** start of EXERCISE INPUTS **

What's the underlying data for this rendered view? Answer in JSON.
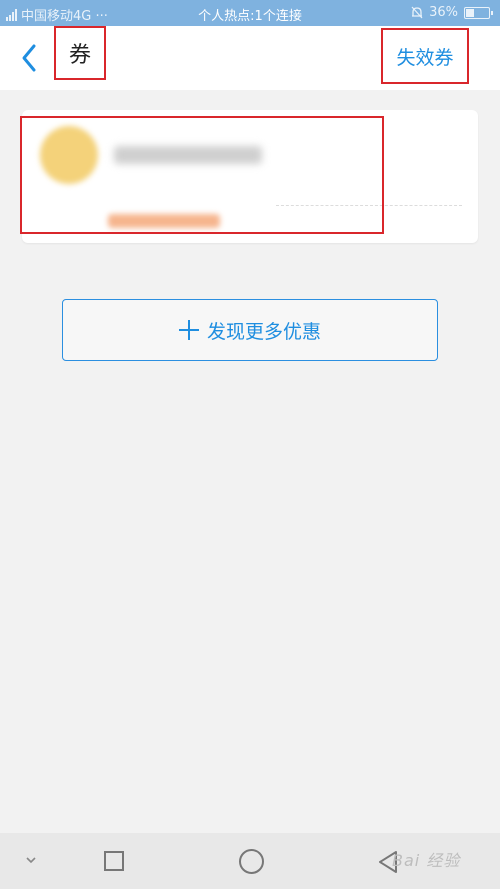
{
  "status_bar": {
    "carrier": "中国移动4G ···",
    "center": "个人热点:1个连接",
    "battery_text": "36%",
    "battery_level": 0.36,
    "icons": [
      "signal-icon",
      "alarm-icon",
      "battery-icon"
    ]
  },
  "header": {
    "back_icon": "chevron-left-icon",
    "title": "券",
    "expired_label": "失效券"
  },
  "discover": {
    "icon": "plus-icon",
    "label": "发现更多优惠"
  },
  "nav_bar": {
    "icons": [
      "chevron-down-icon",
      "square-icon",
      "circle-icon",
      "back-triangle-icon"
    ],
    "watermark": "Bai 经验"
  },
  "colors": {
    "accent": "#1f8ee0",
    "status_bar": "#7fb2df",
    "annotation": "#d9262b",
    "background": "#f2f2f2"
  }
}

** end of EXERCISE INPUTS **

Transcribe all the data word for word; the images stay out.

What's the underlying data for this rendered view? Answer in JSON.
{
  "status_bar": {
    "carrier": "中国移动4G ···",
    "center": "个人热点:1个连接",
    "battery_text": "36%",
    "battery_level": 0.36,
    "icons": [
      "signal-icon",
      "alarm-icon",
      "battery-icon"
    ]
  },
  "header": {
    "back_icon": "chevron-left-icon",
    "title": "券",
    "expired_label": "失效券"
  },
  "discover": {
    "icon": "plus-icon",
    "label": "发现更多优惠"
  },
  "nav_bar": {
    "icons": [
      "chevron-down-icon",
      "square-icon",
      "circle-icon",
      "back-triangle-icon"
    ],
    "watermark": "Bai 经验"
  },
  "colors": {
    "accent": "#1f8ee0",
    "status_bar": "#7fb2df",
    "annotation": "#d9262b",
    "background": "#f2f2f2"
  }
}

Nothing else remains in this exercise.